··· PROVIDED DATA ···
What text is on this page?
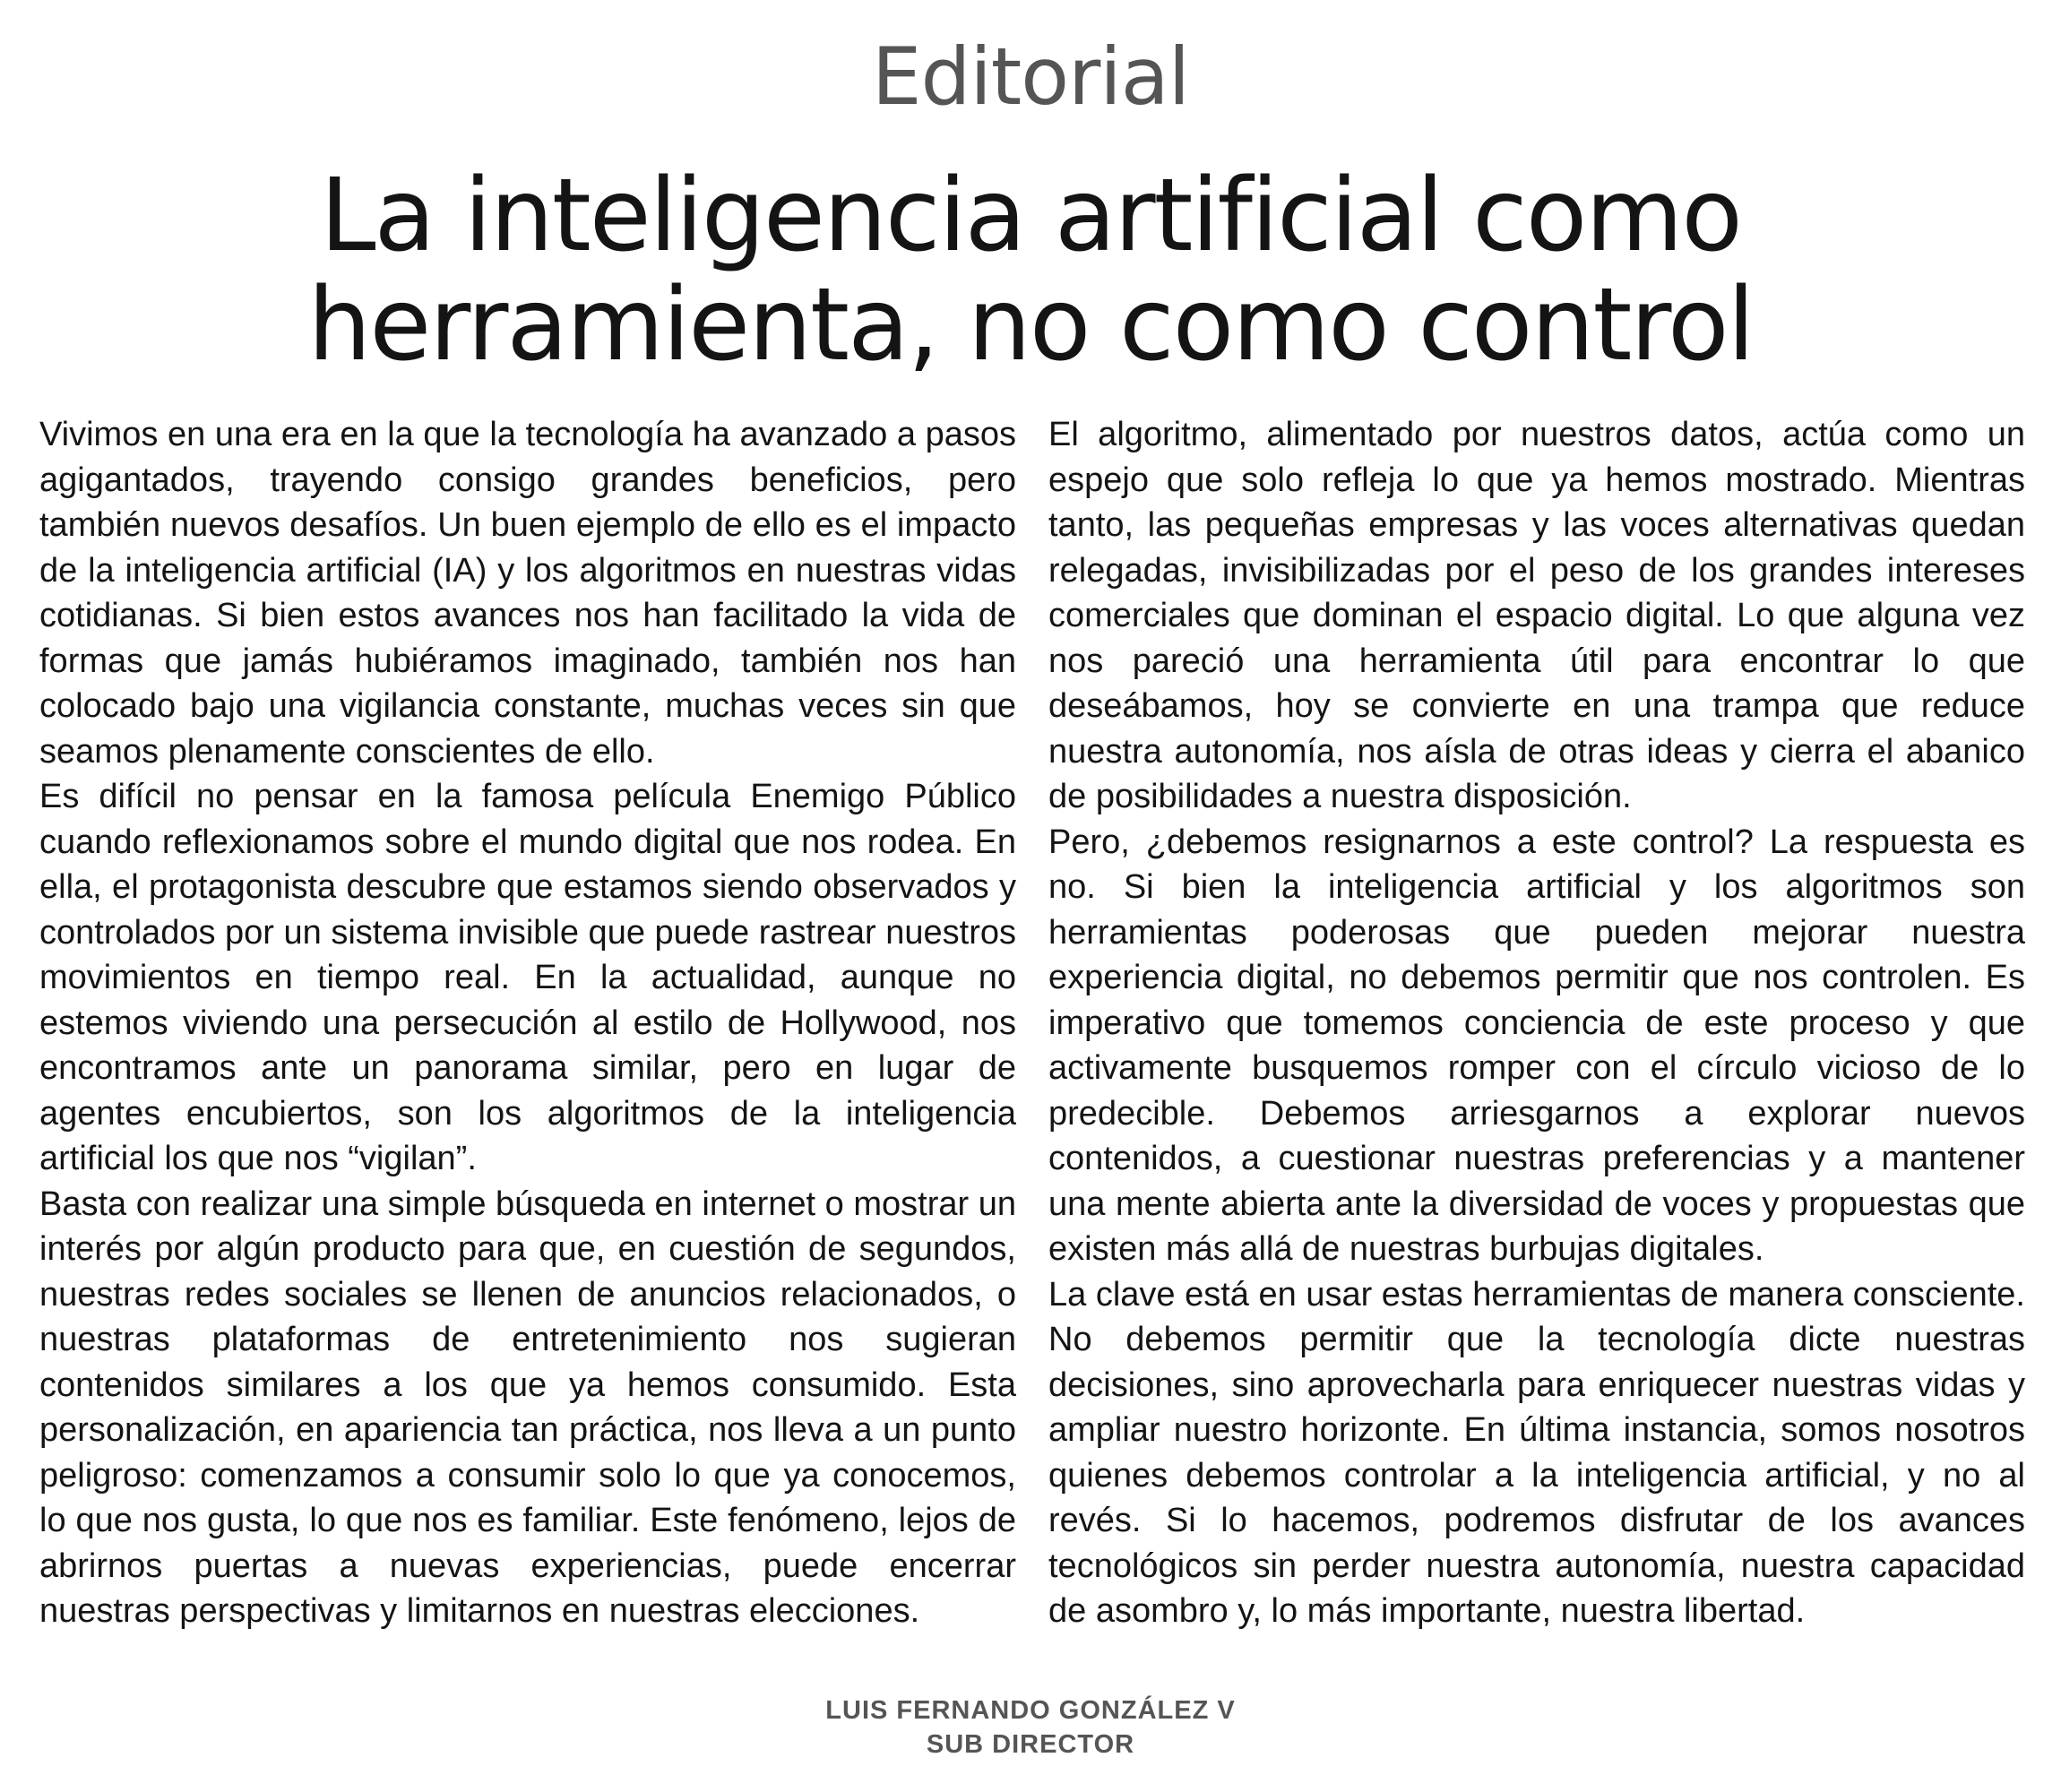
Editorial
La inteligencia artificial como herramienta, no como control

Vivimos en una era en la que la tecnología ha avanzado a pasos agigantados, trayendo consigo grandes beneficios, pero también nuevos desafíos. Un buen ejemplo de ello es el impacto de la inteligencia artificial (IA) y los algoritmos en nuestras vidas cotidianas. Si bien estos avances nos han facilitado la vida de formas que jamás hubiéramos imaginado, también nos han colocado bajo una vigilancia constante, muchas veces sin que seamos plenamente conscientes de ello.

Es difícil no pensar en la famosa película Enemigo Público cuando reflexionamos sobre el mundo digital que nos rodea. En ella, el protagonista descubre que estamos siendo observados y controlados por un sistema invisible que puede rastrear nuestros movimientos en tiempo real. En la actualidad, aunque no estemos viviendo una persecución al estilo de Hollywood, nos encontramos ante un panorama similar, pero en lugar de agentes encubiertos, son los algoritmos de la inteligencia artificial los que nos “vigilan”.

Basta con realizar una simple búsqueda en internet o mostrar un interés por algún producto para que, en cuestión de segundos, nuestras redes sociales se llenen de anuncios relacionados, o nuestras plataformas de entretenimiento nos sugieran contenidos similares a los que ya hemos consumido. Esta personalización, en apariencia tan práctica, nos lleva a un punto peligroso: comenzamos a consumir solo lo que ya conocemos, lo que nos gusta, lo que nos es familiar. Este fenómeno, lejos de abrirnos puertas a nuevas experiencias, puede encerrar nuestras perspectivas y limitarnos en nuestras elecciones.

El algoritmo, alimentado por nuestros datos, actúa como un espejo que solo refleja lo que ya hemos mostrado. Mientras tanto, las pequeñas empresas y las voces alternativas quedan relegadas, invisibilizadas por el peso de los grandes intereses comerciales que dominan el espacio digital. Lo que alguna vez nos pareció una herramienta útil para encontrar lo que deseábamos, hoy se convierte en una trampa que reduce nuestra autonomía, nos aísla de otras ideas y cierra el abanico de posibilidades a nuestra disposición.

Pero, ¿debemos resignarnos a este control? La respuesta es no. Si bien la inteligencia artificial y los algoritmos son herramientas poderosas que pueden mejorar nuestra experiencia digital, no debemos permitir que nos controlen. Es imperativo que tomemos conciencia de este proceso y que activamente busquemos romper con el círculo vicioso de lo predecible. Debemos arriesgarnos a explorar nuevos contenidos, a cuestionar nuestras preferencias y a mantener una mente abierta ante la diversidad de voces y propuestas que existen más allá de nuestras burbujas digitales.

La clave está en usar estas herramientas de manera consciente. No debemos permitir que la tecnología dicte nuestras decisiones, sino aprovecharla para enriquecer nuestras vidas y ampliar nuestro horizonte. En última instancia, somos nosotros quienes debemos controlar a la inteligencia artificial, y no al revés. Si lo hacemos, podremos disfrutar de los avances tecnológicos sin perder nuestra autonomía, nuestra capacidad de asombro y, lo más importante, nuestra libertad.

LUIS FERNANDO GONZÁLEZ V
SUB DIRECTOR
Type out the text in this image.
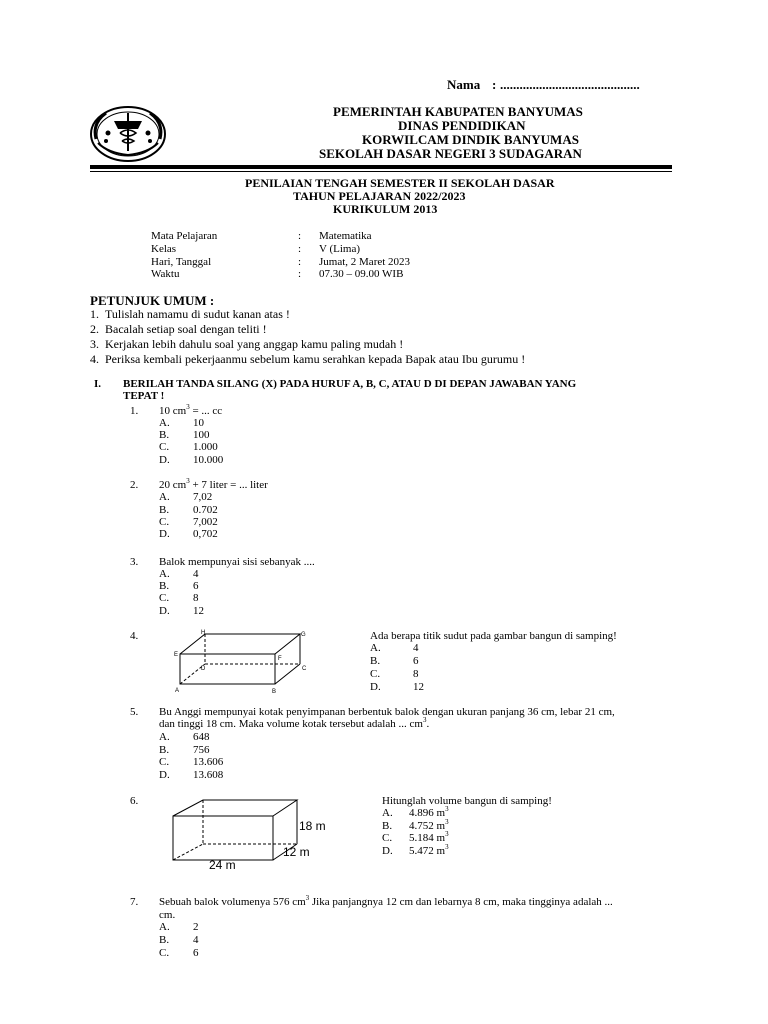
Nama : ...........................................
PEMERINTAH KABUPATEN BANYUMAS
DINAS PENDIDIKAN
KORWILCAM DINDIK BANYUMAS
SEKOLAH DASAR NEGERI 3 SUDAGARAN
PENILAIAN TENGAH SEMESTER II SEKOLAH DASAR
TAHUN PELAJARAN 2022/2023
KURIKULUM 2013
Mata Pelajaran	: Matematika
Kelas	: V (Lima)
Hari, Tanggal	: Jumat, 2 Maret 2023
Waktu	: 07.30 – 09.00 WIB
PETUNJUK UMUM :
1.  Tulislah namamu di sudut kanan atas !
2.  Bacalah setiap soal dengan teliti !
3.  Kerjakan lebih dahulu soal yang anggap kamu paling mudah !
4.  Periksa kembali pekerjaanmu sebelum kamu serahkan kepada Bapak atau Ibu gurumu !
I. BERILAH TANDA SILANG (X) PADA HURUF A, B, C, ATAU D DI DEPAN JAWABAN YANG
TEPAT !
1. 10 $cm^3$ = ... cc
A. 10
B. 100
C. 1.000
D. 10.000
2. 20 $cm^3 + 7$ liter = ... liter
A. 7,02
B. 0.702
C. 7,002
D. 0,702
3. Balok mempunyai sisi sebanyak ....
A. 4
B. 6
C. 8
D. 12
4.	H	G
E
F
D	C
A	B
Ada berapa titik sudut pada gambar bangun di samping!
A.	4
B.	6
C.	8
D.	12
5. Bu Anggi mempunyai kotak penyimpanan berbentuk balok dengan ukuran panjang 36 cm, lebar 21 cm,
dan tinggi 18 cm. Maka volume kotak tersebut adalah ... $cm^3$.
A. 648
B. 756
C. 13.606
D. 13.608
6.
18 m
12 m
24 m
Hitunglah volume bangun di samping!
A. 4.896 $m^3$
B. 4.752 $m^3$
C. 5.184 $m^3$
D. 5.472 $m^3$
7. Sebuah balok volumenya 576 $cm^3$ Jika panjangnya 12 cm dan lebarnya 8 cm, maka tingginya adalah ...
cm.
A. 2
B. 4
C. 6
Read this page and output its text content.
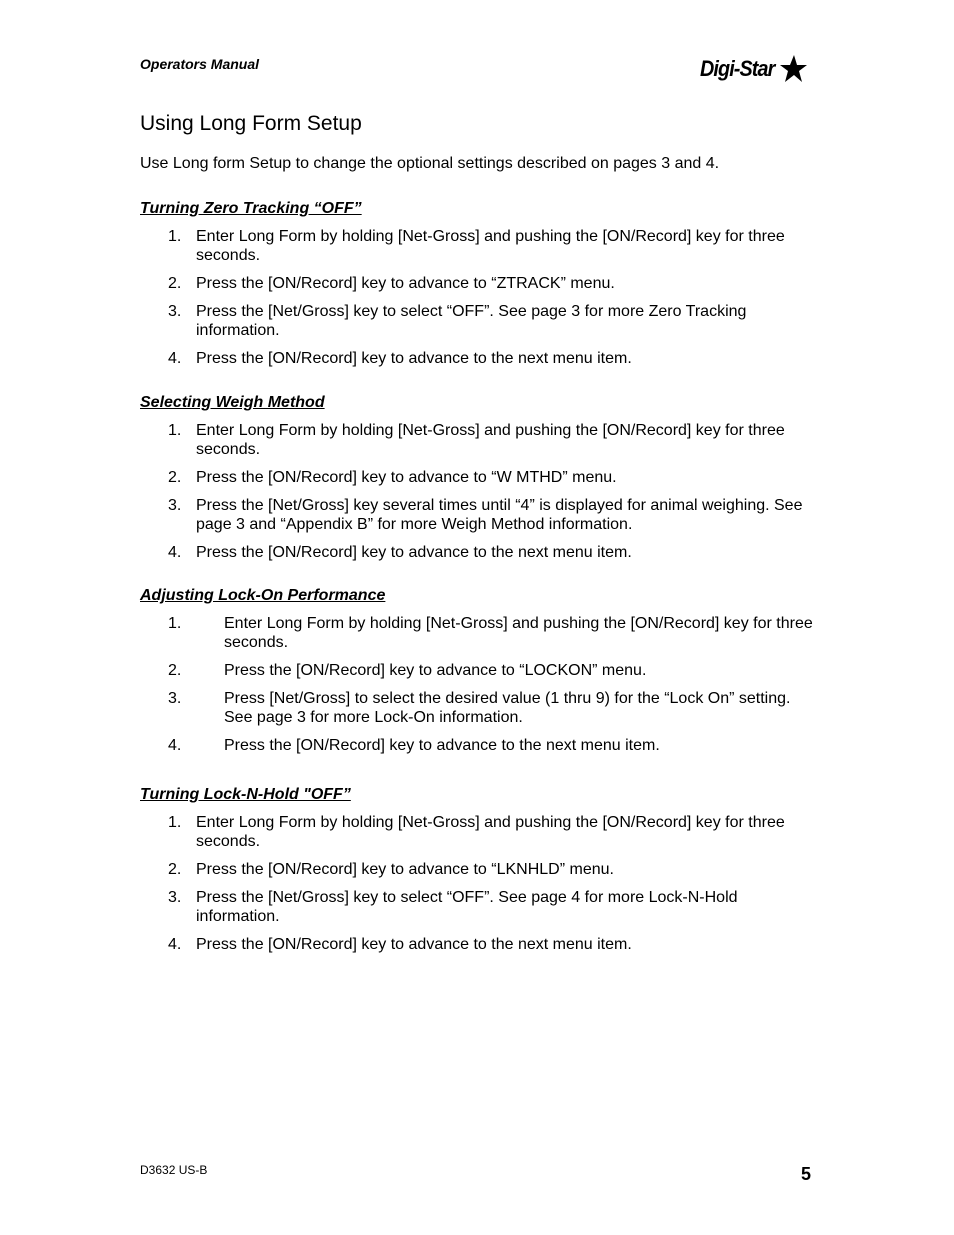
Operators Manual	Digi-Star
Using Long Form Setup
Use Long form Setup to change the optional settings described on pages 3 and 4.
Turning Zero Tracking “OFF”
1. Enter Long Form by holding [Net-Gross] and pushing the [ON/Record] key for three seconds.
2. Press the [ON/Record] key to advance to “ZTRACK” menu.
3. Press the [Net/Gross] key to select “OFF”. See page 3 for more Zero Tracking information.
4. Press the [ON/Record] key to advance to the next menu item.
Selecting Weigh Method
1. Enter Long Form by holding [Net-Gross] and pushing the [ON/Record] key for three seconds.
2. Press the [ON/Record] key to advance to “W MTHD” menu.
3. Press the [Net/Gross] key several times until “4” is displayed for animal weighing. See page 3 and “Appendix B” for more Weigh Method information.
4. Press the [ON/Record] key to advance to the next menu item.
Adjusting Lock-On Performance
1.	Enter Long Form by holding [Net-Gross] and pushing the [ON/Record] key for three seconds.
2.	Press the [ON/Record] key to advance to “LOCKON” menu.
3.	Press [Net/Gross] to select the desired value (1 thru 9) for the “Lock On” setting. See page 3 for more Lock-On information.
4.	Press the [ON/Record] key to advance to the next menu item.
Turning Lock-N-Hold "OFF”
1. Enter Long Form by holding [Net-Gross] and pushing the [ON/Record] key for three seconds.
2. Press the [ON/Record] key to advance to “LKNHLD” menu.
3. Press the [Net/Gross] key to select “OFF”. See page 4 for more Lock-N-Hold information.
4. Press the [ON/Record] key to advance to the next menu item.
D3632 US-B	5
···
Copy out every line of the material above that mentions the word "Turning".

Turning Zero Tracking “OFF”
Turning Lock-N-Hold "OFF”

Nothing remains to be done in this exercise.